(Box coordinate listings)

══════════════════════════════

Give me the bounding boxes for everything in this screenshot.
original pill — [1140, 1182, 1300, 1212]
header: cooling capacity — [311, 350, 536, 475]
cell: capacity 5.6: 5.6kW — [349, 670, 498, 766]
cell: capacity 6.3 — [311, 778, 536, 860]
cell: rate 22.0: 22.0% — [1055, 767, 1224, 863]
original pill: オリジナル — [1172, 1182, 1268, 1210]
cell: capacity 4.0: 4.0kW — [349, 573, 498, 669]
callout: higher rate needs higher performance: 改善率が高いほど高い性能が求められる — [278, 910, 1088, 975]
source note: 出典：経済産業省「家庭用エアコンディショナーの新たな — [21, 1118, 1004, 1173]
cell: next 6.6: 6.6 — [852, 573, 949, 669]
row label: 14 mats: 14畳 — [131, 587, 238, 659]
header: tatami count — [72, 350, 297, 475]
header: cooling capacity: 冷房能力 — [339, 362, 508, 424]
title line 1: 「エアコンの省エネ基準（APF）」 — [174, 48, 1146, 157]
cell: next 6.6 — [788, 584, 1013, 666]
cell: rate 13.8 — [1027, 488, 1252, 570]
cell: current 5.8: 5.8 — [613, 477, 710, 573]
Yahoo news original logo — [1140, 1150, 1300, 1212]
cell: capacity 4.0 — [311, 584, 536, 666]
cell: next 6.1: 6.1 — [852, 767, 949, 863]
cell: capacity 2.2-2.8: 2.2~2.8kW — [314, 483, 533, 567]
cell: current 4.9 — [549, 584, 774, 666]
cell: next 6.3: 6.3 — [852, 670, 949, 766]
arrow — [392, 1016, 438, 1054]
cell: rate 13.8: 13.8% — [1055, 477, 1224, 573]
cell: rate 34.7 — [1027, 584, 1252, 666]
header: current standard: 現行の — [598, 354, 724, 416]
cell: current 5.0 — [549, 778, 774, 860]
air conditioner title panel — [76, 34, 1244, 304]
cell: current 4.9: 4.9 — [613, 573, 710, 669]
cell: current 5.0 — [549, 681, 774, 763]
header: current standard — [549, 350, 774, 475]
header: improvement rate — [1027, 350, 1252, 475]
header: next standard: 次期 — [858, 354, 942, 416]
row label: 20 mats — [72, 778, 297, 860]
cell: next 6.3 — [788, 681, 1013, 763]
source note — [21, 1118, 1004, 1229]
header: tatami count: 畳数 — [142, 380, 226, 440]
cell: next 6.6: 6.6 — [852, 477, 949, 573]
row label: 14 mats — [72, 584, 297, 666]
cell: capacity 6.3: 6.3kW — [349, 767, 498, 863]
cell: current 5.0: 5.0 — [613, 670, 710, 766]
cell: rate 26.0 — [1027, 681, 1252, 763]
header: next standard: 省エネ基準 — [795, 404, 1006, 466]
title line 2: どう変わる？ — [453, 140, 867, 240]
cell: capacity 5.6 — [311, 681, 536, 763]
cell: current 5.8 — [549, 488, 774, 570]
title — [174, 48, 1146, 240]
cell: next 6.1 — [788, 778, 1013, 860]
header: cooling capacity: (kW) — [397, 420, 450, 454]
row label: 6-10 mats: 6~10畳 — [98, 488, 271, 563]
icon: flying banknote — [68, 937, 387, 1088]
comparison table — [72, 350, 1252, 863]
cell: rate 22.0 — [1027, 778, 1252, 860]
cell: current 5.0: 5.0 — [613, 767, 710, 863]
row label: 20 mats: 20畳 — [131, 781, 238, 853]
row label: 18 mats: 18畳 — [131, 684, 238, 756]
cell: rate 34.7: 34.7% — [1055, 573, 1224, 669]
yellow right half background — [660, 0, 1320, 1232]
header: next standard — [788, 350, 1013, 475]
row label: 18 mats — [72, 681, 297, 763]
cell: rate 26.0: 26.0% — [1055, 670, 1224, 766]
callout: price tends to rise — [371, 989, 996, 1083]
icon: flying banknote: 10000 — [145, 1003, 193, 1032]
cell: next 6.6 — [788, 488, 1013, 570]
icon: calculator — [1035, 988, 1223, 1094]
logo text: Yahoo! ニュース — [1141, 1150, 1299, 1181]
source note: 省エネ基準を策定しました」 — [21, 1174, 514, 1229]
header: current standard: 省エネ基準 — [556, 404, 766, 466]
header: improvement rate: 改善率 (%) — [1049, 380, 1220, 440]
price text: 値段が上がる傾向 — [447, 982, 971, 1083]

══════════════════════════════

> _TASK_
Copy the rows word for word, from the first one through the line that contains "cell: rate 13.8: 13.8%", including that line.

> _RESPONSE BELOW_
Give me the bounding boxes for everything in this screenshot.
original pill — [1140, 1182, 1300, 1212]
header: cooling capacity — [311, 350, 536, 475]
cell: capacity 5.6: 5.6kW — [349, 670, 498, 766]
cell: capacity 6.3 — [311, 778, 536, 860]
cell: rate 22.0: 22.0% — [1055, 767, 1224, 863]
original pill: オリジナル — [1172, 1182, 1268, 1210]
cell: capacity 4.0: 4.0kW — [349, 573, 498, 669]
callout: higher rate needs higher performance: 改善率が高いほど高い性能が求められる — [278, 910, 1088, 975]
source note: 出典：経済産業省「家庭用エアコンディショナーの新たな — [21, 1118, 1004, 1173]
cell: next 6.6: 6.6 — [852, 573, 949, 669]
row label: 14 mats: 14畳 — [131, 587, 238, 659]
header: tatami count — [72, 350, 297, 475]
header: cooling capacity: 冷房能力 — [339, 362, 508, 424]
title line 1: 「エアコンの省エネ基準（APF）」 — [174, 48, 1146, 157]
cell: next 6.6 — [788, 584, 1013, 666]
cell: rate 13.8 — [1027, 488, 1252, 570]
cell: current 5.8: 5.8 — [613, 477, 710, 573]
Yahoo news original logo — [1140, 1150, 1300, 1212]
cell: capacity 4.0 — [311, 584, 536, 666]
cell: next 6.1: 6.1 — [852, 767, 949, 863]
cell: capacity 2.2-2.8: 2.2~2.8kW — [314, 483, 533, 567]
cell: current 4.9 — [549, 584, 774, 666]
cell: next 6.3: 6.3 — [852, 670, 949, 766]
arrow — [392, 1016, 438, 1054]
cell: rate 13.8: 13.8% — [1055, 477, 1224, 573]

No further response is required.